_GOAL_. Whenever a line below holds the word "pavilion", copy that line.

_DATA LISTING_.
---
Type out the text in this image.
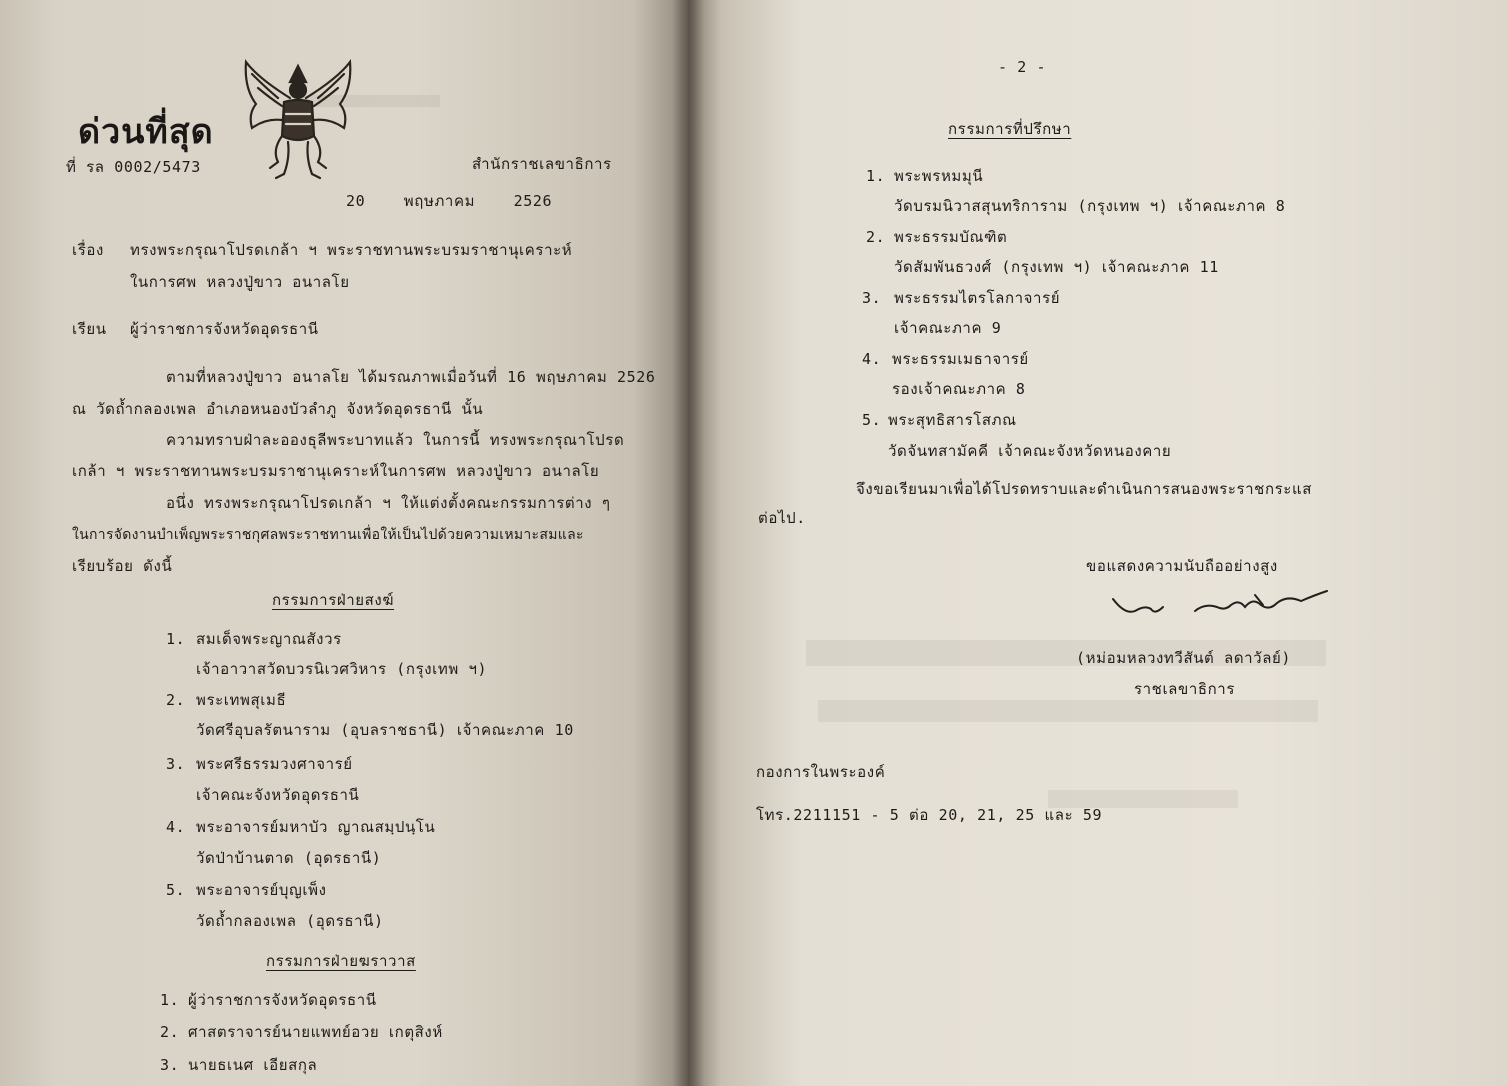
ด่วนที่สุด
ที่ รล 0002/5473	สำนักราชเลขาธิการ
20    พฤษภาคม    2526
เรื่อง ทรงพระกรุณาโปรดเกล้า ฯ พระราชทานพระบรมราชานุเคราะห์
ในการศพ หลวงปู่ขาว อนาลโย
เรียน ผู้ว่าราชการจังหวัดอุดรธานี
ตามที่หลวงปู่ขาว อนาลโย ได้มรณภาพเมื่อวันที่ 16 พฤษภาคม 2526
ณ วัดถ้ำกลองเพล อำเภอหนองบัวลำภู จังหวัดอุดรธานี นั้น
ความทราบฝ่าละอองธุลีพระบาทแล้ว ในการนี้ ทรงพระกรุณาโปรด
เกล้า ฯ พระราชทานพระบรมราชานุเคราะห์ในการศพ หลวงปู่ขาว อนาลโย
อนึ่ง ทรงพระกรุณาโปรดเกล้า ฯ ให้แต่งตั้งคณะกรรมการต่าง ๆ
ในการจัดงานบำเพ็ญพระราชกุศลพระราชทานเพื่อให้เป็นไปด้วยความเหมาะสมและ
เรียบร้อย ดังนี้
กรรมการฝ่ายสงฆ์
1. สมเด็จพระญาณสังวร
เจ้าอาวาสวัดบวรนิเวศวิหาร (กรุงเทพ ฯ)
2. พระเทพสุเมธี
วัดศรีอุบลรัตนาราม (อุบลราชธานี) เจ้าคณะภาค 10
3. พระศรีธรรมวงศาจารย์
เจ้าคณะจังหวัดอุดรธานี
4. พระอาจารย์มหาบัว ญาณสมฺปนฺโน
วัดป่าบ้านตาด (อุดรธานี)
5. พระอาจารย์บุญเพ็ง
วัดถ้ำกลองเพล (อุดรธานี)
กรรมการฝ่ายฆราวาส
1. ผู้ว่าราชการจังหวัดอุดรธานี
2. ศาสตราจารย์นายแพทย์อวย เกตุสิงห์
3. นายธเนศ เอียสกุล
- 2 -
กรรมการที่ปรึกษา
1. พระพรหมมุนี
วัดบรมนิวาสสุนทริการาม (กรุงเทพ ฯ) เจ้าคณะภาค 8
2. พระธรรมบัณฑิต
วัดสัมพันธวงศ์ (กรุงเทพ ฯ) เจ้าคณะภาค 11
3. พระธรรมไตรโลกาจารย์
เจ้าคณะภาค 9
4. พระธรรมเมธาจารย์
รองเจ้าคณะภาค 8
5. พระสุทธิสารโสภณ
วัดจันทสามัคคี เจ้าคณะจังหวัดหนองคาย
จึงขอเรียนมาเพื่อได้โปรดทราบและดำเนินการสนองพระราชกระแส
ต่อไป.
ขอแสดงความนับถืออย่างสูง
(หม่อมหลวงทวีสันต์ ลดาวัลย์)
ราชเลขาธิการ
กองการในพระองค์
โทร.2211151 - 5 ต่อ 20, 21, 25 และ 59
---
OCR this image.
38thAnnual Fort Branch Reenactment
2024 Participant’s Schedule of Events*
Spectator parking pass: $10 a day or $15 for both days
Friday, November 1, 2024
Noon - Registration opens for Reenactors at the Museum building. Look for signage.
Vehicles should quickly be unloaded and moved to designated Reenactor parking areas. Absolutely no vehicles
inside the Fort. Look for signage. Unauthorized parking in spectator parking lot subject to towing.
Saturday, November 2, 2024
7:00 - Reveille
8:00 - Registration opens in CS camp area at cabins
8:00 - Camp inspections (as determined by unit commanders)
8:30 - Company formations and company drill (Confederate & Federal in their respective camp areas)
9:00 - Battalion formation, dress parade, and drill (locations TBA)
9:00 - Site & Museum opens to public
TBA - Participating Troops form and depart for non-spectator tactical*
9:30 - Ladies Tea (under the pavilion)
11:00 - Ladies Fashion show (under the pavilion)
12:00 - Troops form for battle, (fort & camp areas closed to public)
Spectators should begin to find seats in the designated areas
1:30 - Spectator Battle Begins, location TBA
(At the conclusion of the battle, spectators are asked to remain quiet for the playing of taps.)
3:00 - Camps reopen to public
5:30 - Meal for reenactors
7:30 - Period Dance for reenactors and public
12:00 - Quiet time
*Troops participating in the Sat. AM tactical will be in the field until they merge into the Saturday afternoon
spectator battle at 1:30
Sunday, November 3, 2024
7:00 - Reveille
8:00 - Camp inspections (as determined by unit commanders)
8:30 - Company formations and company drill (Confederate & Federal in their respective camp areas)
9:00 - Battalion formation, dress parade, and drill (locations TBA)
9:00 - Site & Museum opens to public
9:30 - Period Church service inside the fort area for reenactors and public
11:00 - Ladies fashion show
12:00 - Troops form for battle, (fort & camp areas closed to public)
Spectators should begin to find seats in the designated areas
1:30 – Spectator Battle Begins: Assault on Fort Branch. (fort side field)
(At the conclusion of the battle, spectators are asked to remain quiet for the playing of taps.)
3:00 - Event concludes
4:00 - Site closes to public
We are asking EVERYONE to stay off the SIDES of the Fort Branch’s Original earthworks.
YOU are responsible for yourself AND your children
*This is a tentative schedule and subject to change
---
_ANSWER FOR THIS EXERCISE_.
9:30 - Ladies Tea (under the pavilion)
11:00 - Ladies Fashion show (under the pavilion)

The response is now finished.